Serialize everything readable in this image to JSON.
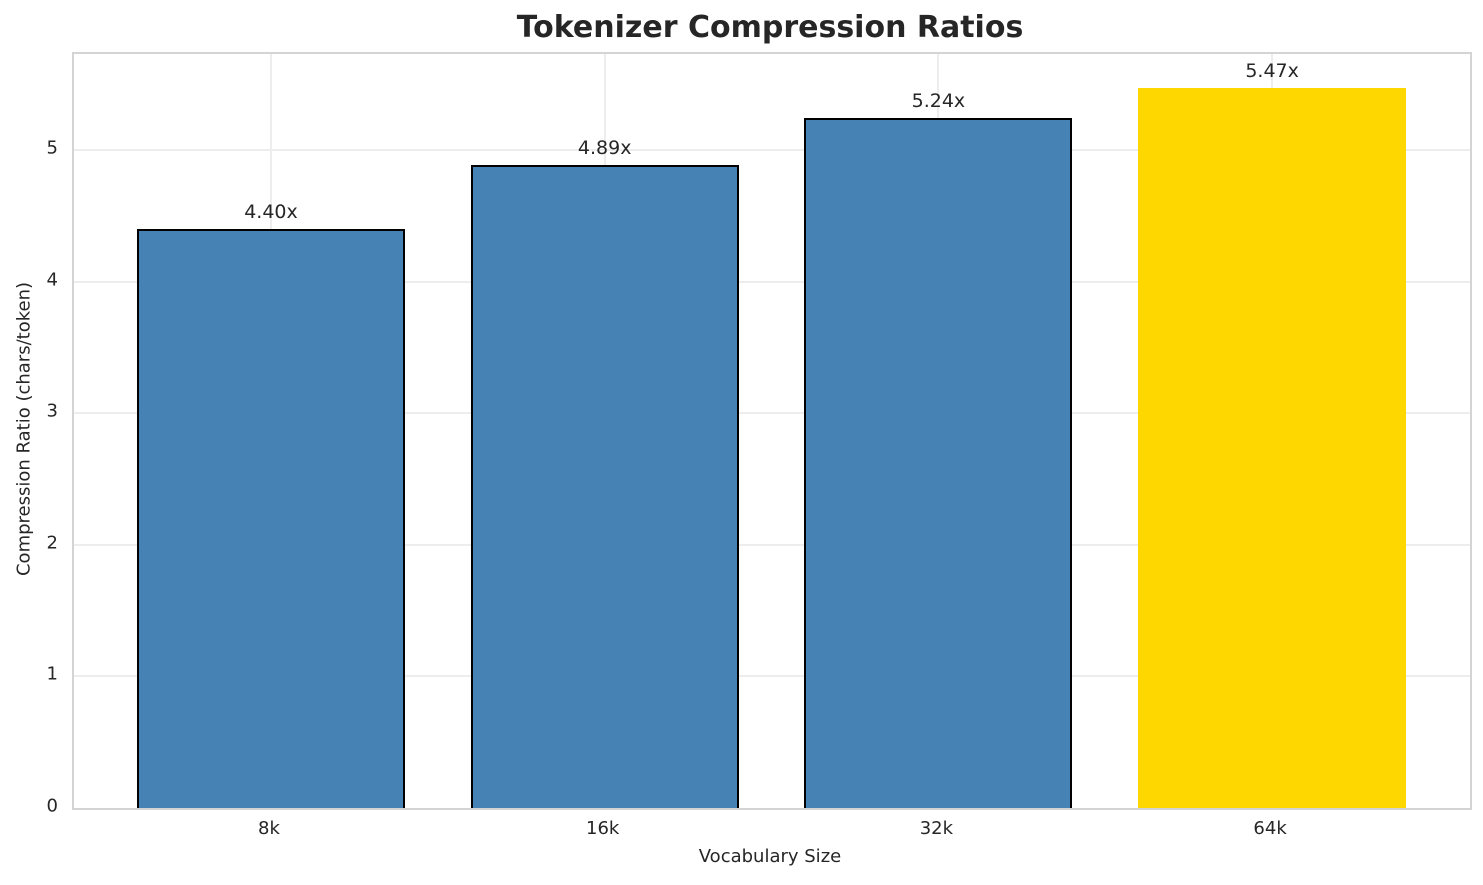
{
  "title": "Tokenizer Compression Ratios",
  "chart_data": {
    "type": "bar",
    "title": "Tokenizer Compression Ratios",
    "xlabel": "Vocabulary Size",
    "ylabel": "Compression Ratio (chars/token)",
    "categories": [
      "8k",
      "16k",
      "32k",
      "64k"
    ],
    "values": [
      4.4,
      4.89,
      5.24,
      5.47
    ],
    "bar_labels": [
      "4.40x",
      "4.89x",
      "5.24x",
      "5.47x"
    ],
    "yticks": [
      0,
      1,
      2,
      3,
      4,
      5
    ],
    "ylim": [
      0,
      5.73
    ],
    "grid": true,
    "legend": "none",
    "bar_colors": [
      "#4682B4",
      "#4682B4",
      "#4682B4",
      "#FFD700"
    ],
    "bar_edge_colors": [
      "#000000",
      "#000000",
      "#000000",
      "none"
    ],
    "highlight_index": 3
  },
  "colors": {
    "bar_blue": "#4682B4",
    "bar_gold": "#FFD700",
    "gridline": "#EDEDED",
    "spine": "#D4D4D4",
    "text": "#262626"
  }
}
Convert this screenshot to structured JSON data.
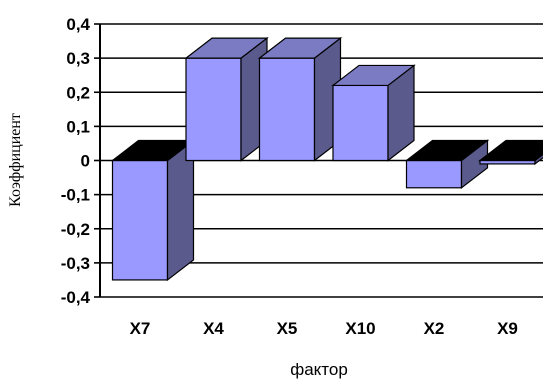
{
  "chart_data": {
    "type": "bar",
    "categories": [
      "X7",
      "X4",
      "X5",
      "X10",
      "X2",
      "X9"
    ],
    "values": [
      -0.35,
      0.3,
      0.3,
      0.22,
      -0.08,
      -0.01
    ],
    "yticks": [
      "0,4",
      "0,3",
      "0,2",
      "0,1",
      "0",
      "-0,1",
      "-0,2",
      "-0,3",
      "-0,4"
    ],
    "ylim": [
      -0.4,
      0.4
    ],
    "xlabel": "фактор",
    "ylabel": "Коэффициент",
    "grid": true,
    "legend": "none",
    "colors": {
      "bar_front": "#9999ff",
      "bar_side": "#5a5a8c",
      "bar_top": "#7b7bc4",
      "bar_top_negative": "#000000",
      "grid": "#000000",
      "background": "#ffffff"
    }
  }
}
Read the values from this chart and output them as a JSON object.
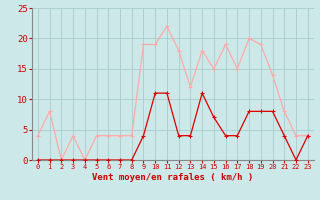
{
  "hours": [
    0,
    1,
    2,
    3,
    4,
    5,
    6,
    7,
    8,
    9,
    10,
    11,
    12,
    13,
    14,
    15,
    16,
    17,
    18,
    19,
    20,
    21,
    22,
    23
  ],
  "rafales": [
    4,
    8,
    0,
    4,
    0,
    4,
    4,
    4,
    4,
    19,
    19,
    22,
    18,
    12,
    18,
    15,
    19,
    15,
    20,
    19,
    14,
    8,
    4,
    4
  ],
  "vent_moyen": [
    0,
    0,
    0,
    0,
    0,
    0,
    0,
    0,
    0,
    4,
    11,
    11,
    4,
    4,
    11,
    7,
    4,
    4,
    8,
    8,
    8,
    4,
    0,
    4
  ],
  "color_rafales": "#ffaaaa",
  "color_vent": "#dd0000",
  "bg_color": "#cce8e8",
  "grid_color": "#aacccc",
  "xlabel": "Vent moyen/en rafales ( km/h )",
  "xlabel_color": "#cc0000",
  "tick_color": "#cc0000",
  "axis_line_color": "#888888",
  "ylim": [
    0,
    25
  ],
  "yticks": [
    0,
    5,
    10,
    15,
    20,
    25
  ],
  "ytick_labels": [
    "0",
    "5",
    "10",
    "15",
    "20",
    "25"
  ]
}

====

→ INSTRUCTIONS TO FOLLOW:
Your copy of the data above should match it exactly, except that pictures are left out.

→ ANSWER TO THIS TASK:
Serialize everything readable in this image to JSON.
{
  "title": "Tokenizer Compression Ratios",
  "chart_data": {
    "type": "bar",
    "title": "Tokenizer Compression Ratios",
    "xlabel": "Vocabulary Size",
    "ylabel": "Compression Ratio (chars/token)",
    "categories": [
      "8k",
      "16k",
      "32k",
      "64k"
    ],
    "values": [
      4.4,
      4.89,
      5.24,
      5.47
    ],
    "bar_labels": [
      "4.40x",
      "4.89x",
      "5.24x",
      "5.47x"
    ],
    "yticks": [
      0,
      1,
      2,
      3,
      4,
      5
    ],
    "ylim": [
      0,
      5.73
    ],
    "grid": true,
    "legend": "none",
    "bar_colors": [
      "#4682B4",
      "#4682B4",
      "#4682B4",
      "#FFD700"
    ],
    "bar_edge_colors": [
      "#000000",
      "#000000",
      "#000000",
      "none"
    ],
    "highlight_index": 3
  },
  "colors": {
    "bar_blue": "#4682B4",
    "bar_gold": "#FFD700",
    "gridline": "#EDEDED",
    "spine": "#D4D4D4",
    "text": "#262626"
  }
}
Convert this screenshot to structured JSON data.
{
  "chart_data": {
    "type": "bar",
    "categories": [
      "X7",
      "X4",
      "X5",
      "X10",
      "X2",
      "X9"
    ],
    "values": [
      -0.35,
      0.3,
      0.3,
      0.22,
      -0.08,
      -0.01
    ],
    "yticks": [
      "0,4",
      "0,3",
      "0,2",
      "0,1",
      "0",
      "-0,1",
      "-0,2",
      "-0,3",
      "-0,4"
    ],
    "ylim": [
      -0.4,
      0.4
    ],
    "xlabel": "фактор",
    "ylabel": "Коэффициент",
    "grid": true,
    "legend": "none",
    "colors": {
      "bar_front": "#9999ff",
      "bar_side": "#5a5a8c",
      "bar_top": "#7b7bc4",
      "bar_top_negative": "#000000",
      "grid": "#000000",
      "background": "#ffffff"
    }
  }
}
Read the values from this chart and output them as a JSON object.
{
  "hours": [
    0,
    1,
    2,
    3,
    4,
    5,
    6,
    7,
    8,
    9,
    10,
    11,
    12,
    13,
    14,
    15,
    16,
    17,
    18,
    19,
    20,
    21,
    22,
    23
  ],
  "rafales": [
    4,
    8,
    0,
    4,
    0,
    4,
    4,
    4,
    4,
    19,
    19,
    22,
    18,
    12,
    18,
    15,
    19,
    15,
    20,
    19,
    14,
    8,
    4,
    4
  ],
  "vent_moyen": [
    0,
    0,
    0,
    0,
    0,
    0,
    0,
    0,
    0,
    4,
    11,
    11,
    4,
    4,
    11,
    7,
    4,
    4,
    8,
    8,
    8,
    4,
    0,
    4
  ],
  "color_rafales": "#ffaaaa",
  "color_vent": "#dd0000",
  "bg_color": "#cce8e8",
  "grid_color": "#aacccc",
  "xlabel": "Vent moyen/en rafales ( km/h )",
  "xlabel_color": "#cc0000",
  "tick_color": "#cc0000",
  "axis_line_color": "#888888",
  "ylim": [
    0,
    25
  ],
  "yticks": [
    0,
    5,
    10,
    15,
    20,
    25
  ],
  "ytick_labels": [
    "0",
    "5",
    "10",
    "15",
    "20",
    "25"
  ]
}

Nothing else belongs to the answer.